▶ **Work instructions**
Duplicate everything in the passage on schizophrenia genetics from "However, according to" down to "a 35-fold increase.".
Passage: Begin
And it may have implications far beyond schizophrenia.
Schizophrenia has long perplexed scientists and doctors, and while they know that genetic factors play a major role in the disorder, they haven’t yet pinned down all of the specific genes involved.
However, according to the results of a new study published in the journal Nature Neuroscience, scientists have identified a rare mutation in the SETD1A gene that tremendously increases the risk of developing schizophrenia — in fact, by a 35-fold increase.
Schizophrenia affects about 1 percent of the population and can cause severe delusions and hallucinations. Unfortunately, since the disorder is so misunderstood, there are currently no cures, and the available treatments aren’t always effective.
The genetics behind schizophrenia is unarguably complex with hundreds of genes already linked the disease, and to further complicate everything, multiple types of genetic changes and mutations can occur in these genes. These small tweaks can have a large impact on the chance of developing the disorder.
Using a technique called “whole-exome sequencing,” researchers at The Wellcome Trust Sanger Institute decided to look for any rare, small genetic changes linked to schizophrenia. This technique involves examining the full DNA letter sequence of the parts of genes that encode proteins that perform different tasks in cells.
A previous study showed that, on average, patients with schizophrenia had a higher number of particularly disruptive genetic mutations that either reduce or cancel out the resulting protein, dramatically altering its sequence. These mutations are called “loss-of-function” or LoF mutations.
Passage: End
Dataset: Begin
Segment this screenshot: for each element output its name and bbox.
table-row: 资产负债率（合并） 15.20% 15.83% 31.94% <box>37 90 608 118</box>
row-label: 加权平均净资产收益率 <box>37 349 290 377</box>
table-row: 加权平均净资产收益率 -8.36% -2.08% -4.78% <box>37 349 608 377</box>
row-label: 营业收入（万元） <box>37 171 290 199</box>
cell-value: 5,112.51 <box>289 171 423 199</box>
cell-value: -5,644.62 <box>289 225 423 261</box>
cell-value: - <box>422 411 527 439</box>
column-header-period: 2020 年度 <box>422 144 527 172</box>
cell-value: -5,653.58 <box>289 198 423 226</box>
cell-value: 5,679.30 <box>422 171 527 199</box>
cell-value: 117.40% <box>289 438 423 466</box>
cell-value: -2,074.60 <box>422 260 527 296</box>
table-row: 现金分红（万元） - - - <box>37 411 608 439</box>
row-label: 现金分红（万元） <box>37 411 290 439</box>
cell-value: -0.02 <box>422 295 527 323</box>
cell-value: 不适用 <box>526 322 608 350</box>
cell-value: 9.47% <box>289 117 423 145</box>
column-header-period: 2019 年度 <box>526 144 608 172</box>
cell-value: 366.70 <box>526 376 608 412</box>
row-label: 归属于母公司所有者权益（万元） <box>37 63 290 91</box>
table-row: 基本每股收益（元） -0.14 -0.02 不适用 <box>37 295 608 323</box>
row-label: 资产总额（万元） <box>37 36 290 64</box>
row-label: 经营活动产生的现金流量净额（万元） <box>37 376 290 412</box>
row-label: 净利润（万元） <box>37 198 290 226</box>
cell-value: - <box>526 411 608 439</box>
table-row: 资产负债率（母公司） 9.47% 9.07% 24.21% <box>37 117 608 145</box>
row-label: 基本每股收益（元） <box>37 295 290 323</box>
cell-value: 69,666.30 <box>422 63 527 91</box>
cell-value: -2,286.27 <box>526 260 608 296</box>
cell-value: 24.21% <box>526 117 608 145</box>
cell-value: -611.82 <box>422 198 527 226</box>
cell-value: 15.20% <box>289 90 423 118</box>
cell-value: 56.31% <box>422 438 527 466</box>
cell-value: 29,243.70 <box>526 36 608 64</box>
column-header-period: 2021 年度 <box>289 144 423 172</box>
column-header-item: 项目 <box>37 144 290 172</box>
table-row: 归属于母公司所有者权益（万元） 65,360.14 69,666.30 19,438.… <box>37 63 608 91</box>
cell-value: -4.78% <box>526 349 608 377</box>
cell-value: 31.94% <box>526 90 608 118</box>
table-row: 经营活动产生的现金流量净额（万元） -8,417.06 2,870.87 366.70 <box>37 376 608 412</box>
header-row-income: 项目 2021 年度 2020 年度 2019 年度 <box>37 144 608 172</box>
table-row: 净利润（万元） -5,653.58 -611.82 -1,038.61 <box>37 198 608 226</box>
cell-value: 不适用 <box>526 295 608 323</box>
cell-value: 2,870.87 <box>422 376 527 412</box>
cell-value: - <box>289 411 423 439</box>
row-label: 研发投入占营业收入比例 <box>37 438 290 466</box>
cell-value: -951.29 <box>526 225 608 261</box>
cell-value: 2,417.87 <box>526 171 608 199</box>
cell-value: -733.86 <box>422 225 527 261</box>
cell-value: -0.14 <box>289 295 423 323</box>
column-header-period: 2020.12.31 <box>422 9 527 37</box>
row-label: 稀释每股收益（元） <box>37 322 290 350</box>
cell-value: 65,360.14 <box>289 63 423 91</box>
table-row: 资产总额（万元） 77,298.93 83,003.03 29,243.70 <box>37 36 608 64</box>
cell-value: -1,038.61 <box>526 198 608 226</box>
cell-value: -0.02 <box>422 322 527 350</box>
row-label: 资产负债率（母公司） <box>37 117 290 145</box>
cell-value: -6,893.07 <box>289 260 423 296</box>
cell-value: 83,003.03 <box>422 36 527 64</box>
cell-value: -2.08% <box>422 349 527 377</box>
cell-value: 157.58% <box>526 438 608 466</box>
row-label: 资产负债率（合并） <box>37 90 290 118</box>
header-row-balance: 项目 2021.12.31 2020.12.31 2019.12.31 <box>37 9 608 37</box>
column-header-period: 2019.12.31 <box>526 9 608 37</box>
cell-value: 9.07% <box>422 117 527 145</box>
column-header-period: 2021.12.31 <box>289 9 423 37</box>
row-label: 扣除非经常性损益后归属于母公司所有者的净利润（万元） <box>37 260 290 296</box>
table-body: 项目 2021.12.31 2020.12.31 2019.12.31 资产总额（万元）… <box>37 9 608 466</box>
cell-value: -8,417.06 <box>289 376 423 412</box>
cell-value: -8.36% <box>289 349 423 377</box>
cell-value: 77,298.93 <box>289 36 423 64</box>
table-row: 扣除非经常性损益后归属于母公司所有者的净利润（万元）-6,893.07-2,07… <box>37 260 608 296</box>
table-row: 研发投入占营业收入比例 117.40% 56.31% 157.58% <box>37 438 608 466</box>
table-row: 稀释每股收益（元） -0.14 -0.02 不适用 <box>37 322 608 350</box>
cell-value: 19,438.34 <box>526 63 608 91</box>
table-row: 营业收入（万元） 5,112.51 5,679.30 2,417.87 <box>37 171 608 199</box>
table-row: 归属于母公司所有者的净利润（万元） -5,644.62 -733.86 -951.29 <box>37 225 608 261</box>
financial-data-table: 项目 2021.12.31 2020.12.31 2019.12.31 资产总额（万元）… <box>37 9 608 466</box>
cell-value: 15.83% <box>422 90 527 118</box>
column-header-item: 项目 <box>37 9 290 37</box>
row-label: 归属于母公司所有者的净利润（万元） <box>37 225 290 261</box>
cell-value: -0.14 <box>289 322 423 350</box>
Dataset: End
▶ **Answer for the task**
However, according to the results of a new study published in the journal Nature Neuroscience, scientists have identified a rare mutation in the SETD1A gene that tremendously increases the risk of developing schizophrenia — in fact, by a 35-fold increase.